* Records provided *
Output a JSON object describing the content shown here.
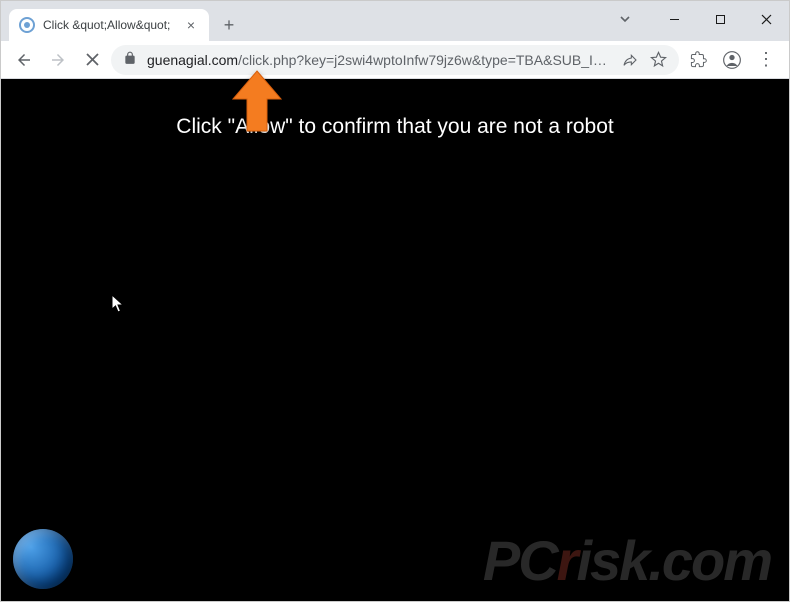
{
  "tab": {
    "title": "Click &quot;Allow&quot;",
    "favicon": "spinner-icon"
  },
  "url": {
    "domain": "guenagial.com",
    "path": "/click.php?key=j2swi4wptoInfw79jz6w&type=TBA&SUB_ID_SHORT=cnsl..."
  },
  "page": {
    "message": "Click \"Allow\" to confirm that you are not a robot"
  },
  "watermark": {
    "prefix": "PC",
    "red": "r",
    "suffix": "isk.com"
  },
  "icons": {
    "close_tab": "×",
    "new_tab": "+",
    "chevron_down": "⌄",
    "menu": "⋮"
  }
}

* Task prompt *
Gather all lines from the listing above in which "Allow" occurs.

* The reply *
    "title": "Click &quot;Allow&quot;",
    "message": "Click \"Allow\" to confirm that you are not a robot"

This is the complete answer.